Data records
════════════════

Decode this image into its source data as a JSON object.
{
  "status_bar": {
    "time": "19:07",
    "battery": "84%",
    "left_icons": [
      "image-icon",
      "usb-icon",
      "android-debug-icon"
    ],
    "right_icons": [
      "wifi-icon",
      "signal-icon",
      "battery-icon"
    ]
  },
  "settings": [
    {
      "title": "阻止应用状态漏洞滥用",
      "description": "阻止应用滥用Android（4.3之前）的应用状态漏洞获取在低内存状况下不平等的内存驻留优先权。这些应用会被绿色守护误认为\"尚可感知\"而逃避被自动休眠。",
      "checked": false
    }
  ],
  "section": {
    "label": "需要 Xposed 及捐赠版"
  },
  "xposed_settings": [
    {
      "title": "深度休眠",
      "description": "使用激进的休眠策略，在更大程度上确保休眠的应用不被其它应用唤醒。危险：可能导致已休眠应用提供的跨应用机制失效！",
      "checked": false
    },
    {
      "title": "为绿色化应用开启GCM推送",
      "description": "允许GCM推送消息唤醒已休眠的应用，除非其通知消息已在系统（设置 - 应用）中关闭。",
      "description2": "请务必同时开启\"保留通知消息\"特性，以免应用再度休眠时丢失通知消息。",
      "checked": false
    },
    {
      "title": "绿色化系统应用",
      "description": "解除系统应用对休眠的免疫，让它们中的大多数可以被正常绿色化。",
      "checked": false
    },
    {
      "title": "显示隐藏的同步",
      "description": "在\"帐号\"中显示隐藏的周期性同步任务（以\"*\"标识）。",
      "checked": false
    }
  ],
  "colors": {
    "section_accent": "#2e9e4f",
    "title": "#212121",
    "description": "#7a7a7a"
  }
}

════════════════

- Stated goal
Working from the material above, retype it in its entirety without change.

- Response
Decode this image into its source data as a JSON object.
{
  "status_bar": {
    "time": "19:07",
    "battery": "84%",
    "left_icons": [
      "image-icon",
      "usb-icon",
      "android-debug-icon"
    ],
    "right_icons": [
      "wifi-icon",
      "signal-icon",
      "battery-icon"
    ]
  },
  "settings": [
    {
      "title": "阻止应用状态漏洞滥用",
      "description": "阻止应用滥用Android（4.3之前）的应用状态漏洞获取在低内存状况下不平等的内存驻留优先权。这些应用会被绿色守护误认为\"尚可感知\"而逃避被自动休眠。",
      "checked": false
    }
  ],
  "section": {
    "label": "需要 Xposed 及捐赠版"
  },
  "xposed_settings": [
    {
      "title": "深度休眠",
      "description": "使用激进的休眠策略，在更大程度上确保休眠的应用不被其它应用唤醒。危险：可能导致已休眠应用提供的跨应用机制失效！",
      "checked": false
    },
    {
      "title": "为绿色化应用开启GCM推送",
      "description": "允许GCM推送消息唤醒已休眠的应用，除非其通知消息已在系统（设置 - 应用）中关闭。",
      "description2": "请务必同时开启\"保留通知消息\"特性，以免应用再度休眠时丢失通知消息。",
      "checked": false
    },
    {
      "title": "绿色化系统应用",
      "description": "解除系统应用对休眠的免疫，让它们中的大多数可以被正常绿色化。",
      "checked": false
    },
    {
      "title": "显示隐藏的同步",
      "description": "在\"帐号\"中显示隐藏的周期性同步任务（以\"*\"标识）。",
      "checked": false
    }
  ],
  "colors": {
    "section_accent": "#2e9e4f",
    "title": "#212121",
    "description": "#7a7a7a"
  }
}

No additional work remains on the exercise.